Can you pull out each line of the data below that includes the word "باشند"?

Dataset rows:
═══

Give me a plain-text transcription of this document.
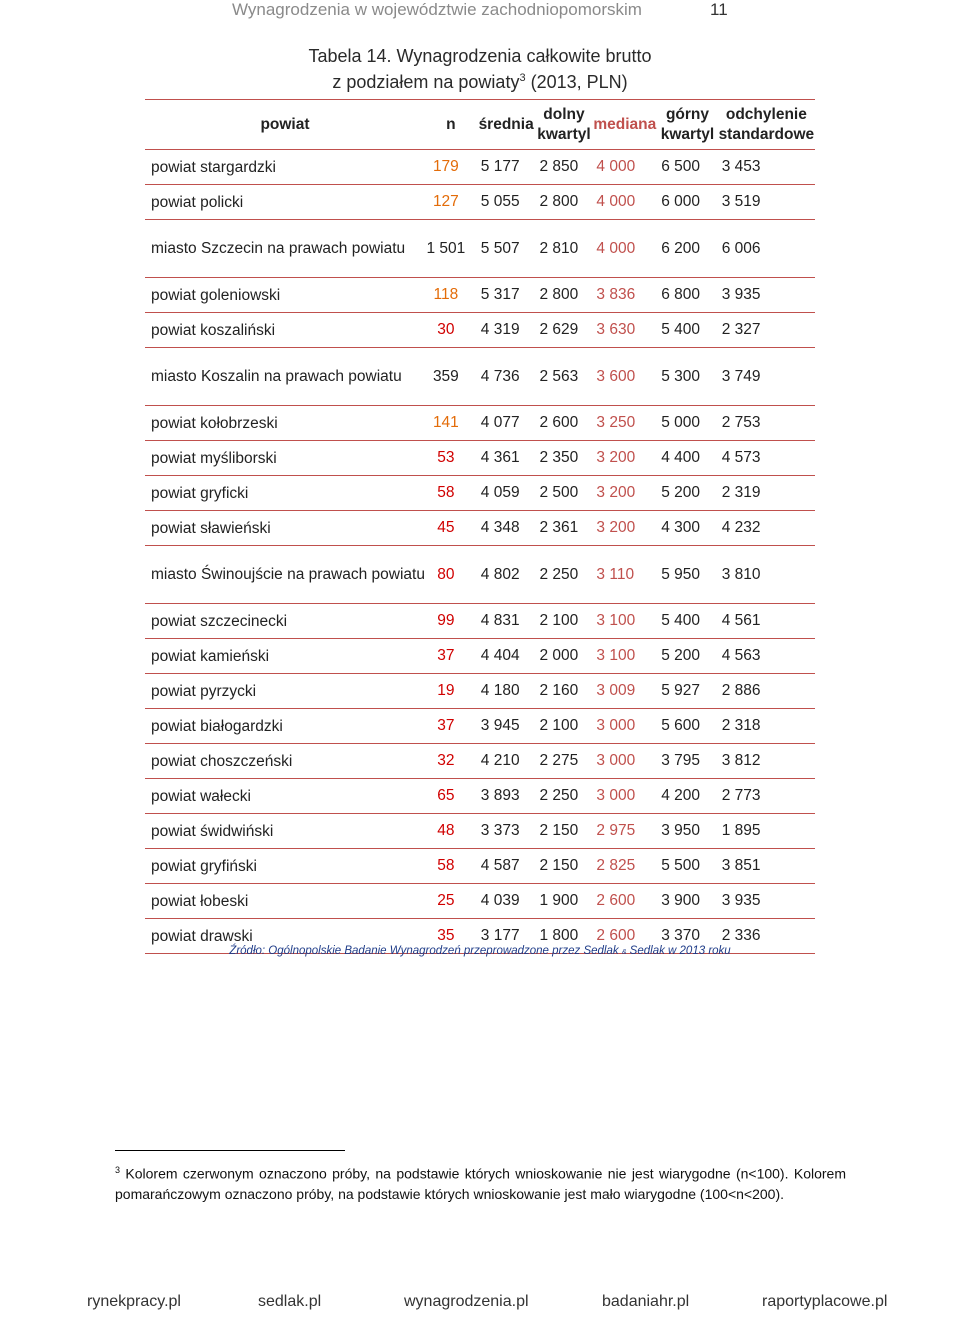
Wynagrodzenia w województwie zachodniopomorskim	11
Tabela 14. Wynagrodzenia całkowite brutto
z podziałem na powiaty$^3$ (2013, PLN)
powiat	n	średnia	dolny kwartyl	mediana	górny kwartyl	odchylenie standardowe
powiat stargardzki	179	5 177	2 850	4 000	6 500	3 453
powiat policki	127	5 055	2 800	4 000	6 000	3 519
miasto Szczecin na prawach powiatu	1 501	5 507	2 810	4 000	6 200	6 006
powiat goleniowski	118	5 317	2 800	3 836	6 800	3 935
powiat koszaliński	30	4 319	2 629	3 630	5 400	2 327
miasto Koszalin na prawach powiatu	359	4 736	2 563	3 600	5 300	3 749
powiat kołobrzeski	141	4 077	2 600	3 250	5 000	2 753
powiat myśliborski	53	4 361	2 350	3 200	4 400	4 573
powiat gryficki	58	4 059	2 500	3 200	5 200	2 319
powiat sławieński	45	4 348	2 361	3 200	4 300	4 232
miasto Świnoujście na prawach powiatu	80	4 802	2 250	3 110	5 950	3 810
powiat szczecinecki	99	4 831	2 100	3 100	5 400	4 561
powiat kamieński	37	4 404	2 000	3 100	5 200	4 563
powiat pyrzycki	19	4 180	2 160	3 009	5 927	2 886
powiat białogardzki	37	3 945	2 100	3 000	5 600	2 318
powiat choszczeński	32	4 210	2 275	3 000	3 795	3 812
powiat wałecki	65	3 893	2 250	3 000	4 200	2 773
powiat świdwiński	48	3 373	2 150	2 975	3 950	1 895
powiat gryfiński	58	4 587	2 150	2 825	5 500	3 851
powiat łobeski	25	4 039	1 900	2 600	3 900	3 935
powiat drawski	35	3 177	1 800	2 600	3 370	2 336
Źródło: Ogólnopolskie Badanie Wynagrodzeń przeprowadzone przez Sedlak & Sedlak w 2013 roku
$^3$ Kolorem czerwonym oznaczono próby, na podstawie których wnioskowanie nie jest wiarygodne (n<100). Kolorem pomarańczowym oznaczono próby, na podstawie których wnioskowanie jest mało wiarygodne (100<n<200).
rynekpracy.pl	sedlak.pl	wynagrodzenia.pl	badaniahr.pl	raportyplacowe.pl
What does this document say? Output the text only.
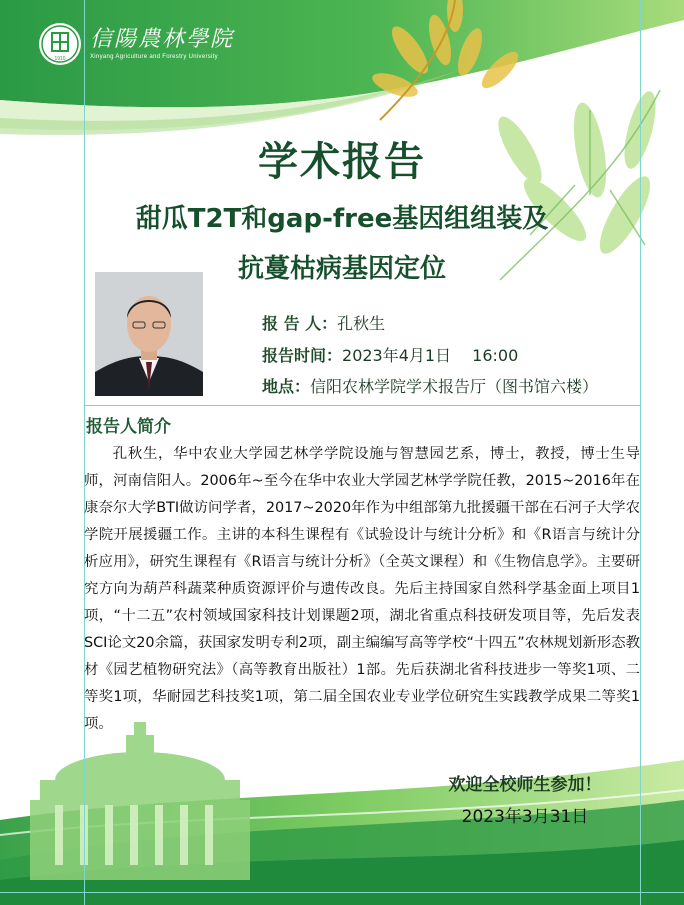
1910
信陽農林學院
Xinyang Agriculture and Forestry University
学术报告
甜瓜T2T和gap-free基因组组装及
抗蔓枯病基因定位
报 告 人：孔秋生
报告时间：2023年4月1日　 16:00
地点：信阳农林学院学术报告厅（图书馆六楼）
报告人简介
孔秋生，华中农业大学园艺林学学院设施与智慧园艺系，博士，教授，博士生导师，河南信阳人。2006年~至今在华中农业大学园艺林学学院任教，2015~2016年在康奈尔大学BTI做访问学者，2017~2020年作为中组部第九批援疆干部在石河子大学农学院开展援疆工作。主讲的本科生课程有《试验设计与统计分析》和《R语言与统计分析应用》，研究生课程有《R语言与统计分析》（全英文课程）和《生物信息学》。主要研究方向为葫芦科蔬菜种质资源评价与遗传改良。先后主持国家自然科学基金面上项目1项，“十二五”农村领域国家科技计划课题2项，湖北省重点科技研发项目等，先后发表SCI论文20余篇，获国家发明专利2项，副主编编写高等学校“十四五”农林规划新形态教材《园艺植物研究法》（高等教育出版社）1部。先后获湖北省科技进步一等奖1项、二等奖1项，华耐园艺科技奖1项，第二届全国农业专业学位研究生实践教学成果二等奖1项。
欢迎全校师生参加！
2023年3月31日
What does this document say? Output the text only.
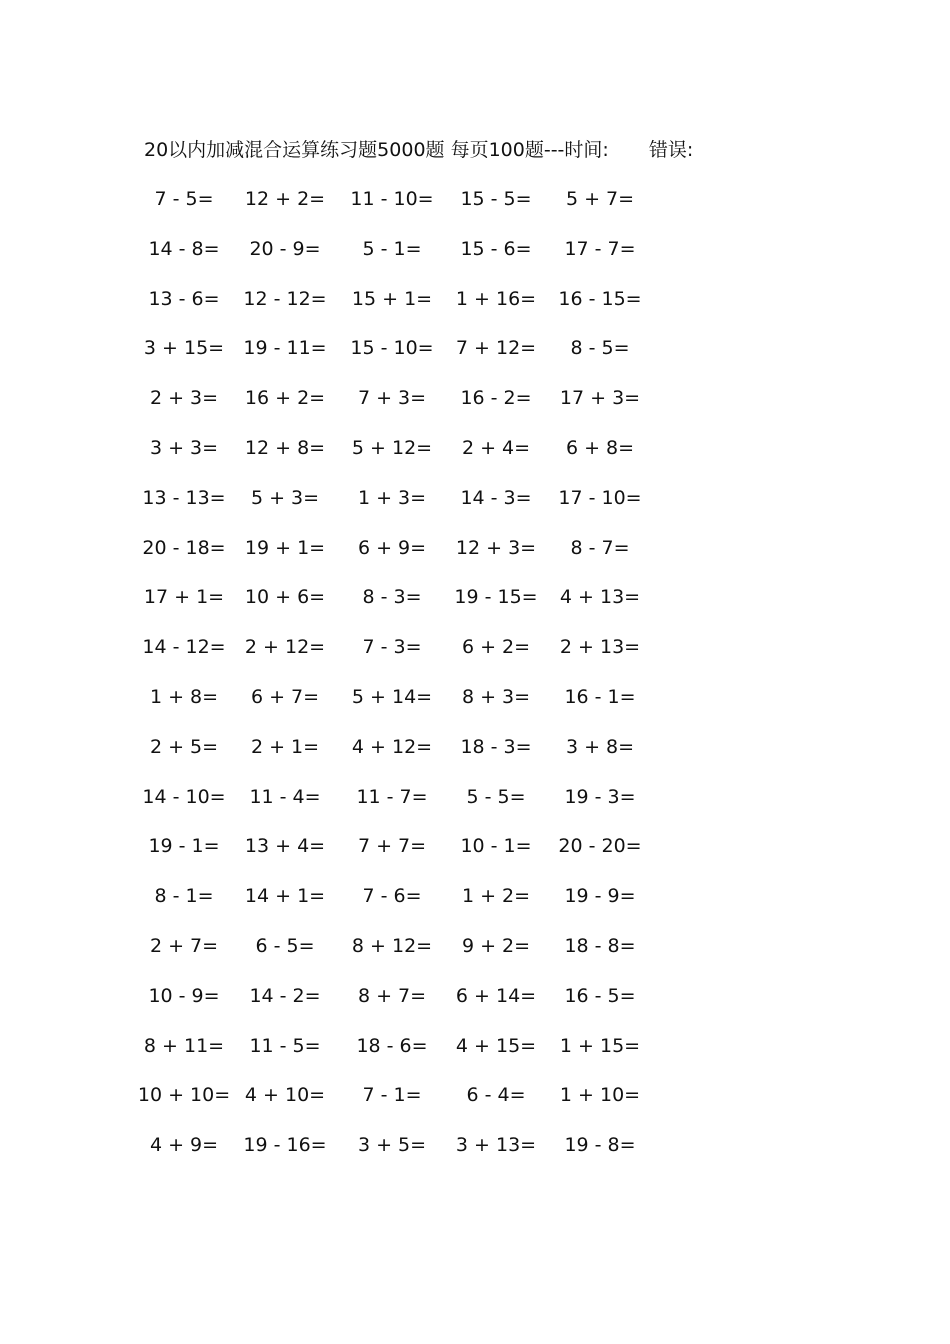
20以内加减混合运算练习题5000题 每页100题---时间: 错误:
7 - 5=	12 + 2=	11 - 10=	15 - 5=	5 + 7=
14 - 8=	20 - 9=	5 - 1=	15 - 6=	17 - 7=
13 - 6=	12 - 12=	15 + 1=	1 + 16=	16 - 15=
3 + 15=	19 - 11=	15 - 10=	7 + 12=	8 - 5=
2 + 3=	16 + 2=	7 + 3=	16 - 2=	17 + 3=
3 + 3=	12 + 8=	5 + 12=	2 + 4=	6 + 8=
13 - 13=	5 + 3=	1 + 3=	14 - 3=	17 - 10=
20 - 18=	19 + 1=	6 + 9=	12 + 3=	8 - 7=
17 + 1=	10 + 6=	8 - 3=	19 - 15=	4 + 13=
14 - 12=	2 + 12=	7 - 3=	6 + 2=	2 + 13=
1 + 8=	6 + 7=	5 + 14=	8 + 3=	16 - 1=
2 + 5=	2 + 1=	4 + 12=	18 - 3=	3 + 8=
14 - 10=	11 - 4=	11 - 7=	5 - 5=	19 - 3=
19 - 1=	13 + 4=	7 + 7=	10 - 1=	20 - 20=
8 - 1=	14 + 1=	7 - 6=	1 + 2=	19 - 9=
2 + 7=	6 - 5=	8 + 12=	9 + 2=	18 - 8=
10 - 9=	14 - 2=	8 + 7=	6 + 14=	16 - 5=
8 + 11=	11 - 5=	18 - 6=	4 + 15=	1 + 15=
10 + 10= 4 + 10=	7 - 1=	6 - 4=	1 + 10=
4 + 9=	19 - 16=	3 + 5=	3 + 13=	19 - 8=
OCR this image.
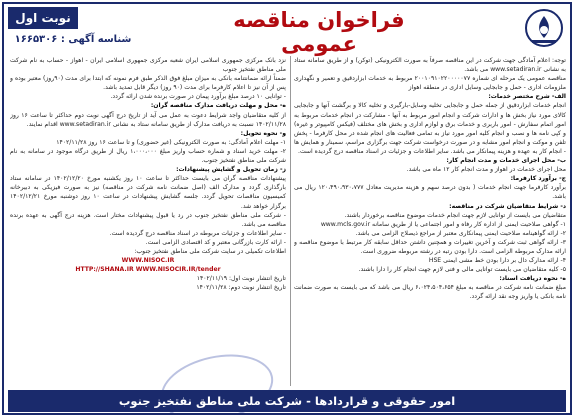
نوبت اول
شناسه آگهی : ۱۶۶۵۳۰۶
فراخوان مناقصه عمومی
توجه: اعلام آمادگی جهت شرکت در این مناقصه صرفاً به صورت الکترونیکی (توکن) و از طریق سامانه ستاد به نشانی www.setadiran.ir می باشد.
مناقصه عمومی یک مرحله ای شماره ۲۰۰۱۰۹۱۰۲۲۰۰۰۰۰۷۷ مربوط به خدمات ابزاردقیق و تعمیر و نگهداری ملزومات اداری - حمل و جابجایی وسایل اداری در منطقه اهواز
الف- شرح مختصر خدمات:
انجام خدمات ابزاردقیق از جمله حمل و جابجایی تخلیه وسایل-بارگیری و تخلیه کالا و برگشت آنها و جابجایی کالای مورد نیاز بخش ها و ادارات شرکت و انجام امور مربوط به آنها - مشارکت در انجام خدمات مربوط به امور اتمام سفارش - امور باربری و خدمات برق و لوازم اداری و بخش های مختلف (فیکس کامپیوتر و غیره) و کپی نامه ها و نصب و انجام کلیه امور مورد نیاز به تمامی فعالیت های انجام شده در محل کارفرما - پخش تلفن و موکت و انجام امور مشابه و در صورت درخواست شرکت جهت برگزاری مراسم، سمینار و همایش ها - انجام کار به عهده و هزینه پیمانکار می باشد. سایر اطلاعات و جزئیات در اسناد مناقصه درج گردیده است.
ب- محل اجرای خدمات و مدت انجام کار:
محل اجرای خدمات در اهواز و مدت انجام کار ۱۲ ماه می باشد.
ج- برآورد کارفرما:
برآورد کارفرما جهت انجام خدمات ( بدون درصد سهم و هزینه مدیریت معادل ۱۲۰،۴۹۰،۹۳۰،۷۷۷ ریال می باشد.
د- شرایط متقاضیان شرکت در مناقصه:
متقاضیان می بایست از توانایی لازم جهت انجام خدمات موضوع مناقصه برخوردار باشند.
۱- گواهی صلاحیت ایمنی از اداره کار رفاه و امور اجتماعی یا از طریق سامانه www.mcls.gov.ir
۲- ارائه گواهینامه صلاحیت ایمنی پیمانکاری معتبر از مراجع ذیصلاح الزامی می باشد.
۳- ارائه گواهی ثبت شرکت و آخرین تغییرات و همچنین داشتن حداقل سابقه کار مرتبط با موضوع مناقصه و ارائه مدارک مربوطه الزامی است. دارا بودن رتبه در رشته مربوطه ضروری است.
۴- ارائه مدارک دال بر دارا بودن خط مشی ایمنی HSE
۵- کلیه متقاضیان می بایست توانایی مالی و فنی لازم جهت انجام کار را دارا باشند.
ه- نحوه دریافت اسناد:
مبلغ ضمانت نامه شرکت در مناقصه به مبلغ ۶،۰۲۴،۵۰۴،۶۵۴ ریال می باشد که می بایست به صورت ضمانت نامه بانکی یا واریز وجه نقد ارائه گردد.
نزد بانک مرکزی جمهوری اسلامی ایران شعبه مرکزی جمهوری اسلامی ایران - اهواز - حساب به نام شرکت ملی مناطق نفتخیز جنوب
ضمناً ارائه ضمانتنامه بانکی به میزان مبلغ فوق الذکر طبق فرم نمونه که ابتدا برای مدت (۹۰روز) معتبر بوده و پس از آن نیز تا اعلام کارفرما برای مدت (۹۰ روز) دیگر قابل تمدید باشد.
- توانایی ۱۰ درصد مبلغ برآورد پیمان در صورت برنده شدن ارائه گردد.
ه- محل و مهلت دریافت مدارک مناقصه گران:
از کلیه متقاضیان واجد شرایط دعوت به عمل می آید از تاریخ درج آگهی نوبت دوم حداکثر تا ساعت ۱۶ روز ۱۴۰۲/۱۱/۲۸ نسبت به دریافت مدارک از طریق سامانه ستاد به نشانی www.setadiran.ir اقدام نمایند.
و- نحوه تحویل:
۱- مهلت اعلام آمادگی: به صورت الکترونیکی (غیر حضوری) و تا ساعت ۱۶ روز ۱۴۰۲/۱۱/۲۸
۲- مهلت خرید اسناد و شماره حساب واریز مبلغ ۱،۰۰۰،۰۰۰ ریال از طریق درگاه موجود در سامانه به نام شرکت ملی مناطق نفتخیز جنوب.
ز- زمان تحویل و گشایش پیشنهادات:
پیشنهادات مناقصه گران می بایست حداکثر تا ساعت ۱۰ روز یکشنبه مورخ ۱۴۰۲/۱۲/۲۰ در سامانه ستاد بارگذاری گردد و مدارک الف (اصل ضمانت نامه شرکت در مناقصه) نیز به صورت فیزیکی به دبیرخانه کمیسیون مناقصات تحویل گردد. جلسه گشایش پیشنهادات در ساعت ۱۰ روز دوشنبه مورخ ۱۴۰۲/۱۲/۲۱ برگزار خواهد شد.
- شرکت ملی مناطق نفتخیز جنوب در رد یا قبول پیشنهادات مختار است. هزینه درج آگهی به عهده برنده مناقصه می باشد.
- سایر اطلاعات و جزئیات مربوطه در اسناد مناقصه درج گردیده است.
- ارائه کارت بازرگانی معتبر و کد اقتصادی الزامی است.
اطلاعات تکمیلی در سایت شرکت ملی مناطق نفتخیز جنوب:
WWW.NISOC.IR
HTTP://SHANA.IR WWW.NISOCIR.IR/tender
تاریخ انتشار نوبت اول: ۱۴۰۲/۱۱/۱۹
تاریخ انتشار نوبت دوم: ۱۴۰۲/۱۱/۲۸
امور حقوقی و قراردادها - شرکت ملی مناطق نفتخیز جنوب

═══

TASK RESULT:
متقاضیان می بایست از توانایی لازم جهت انجام خدمات موضوع مناقصه برخوردار باشند.
۵- کلیه متقاضیان می بایست توانایی مالی و فنی لازم جهت انجام کار را دارا باشند.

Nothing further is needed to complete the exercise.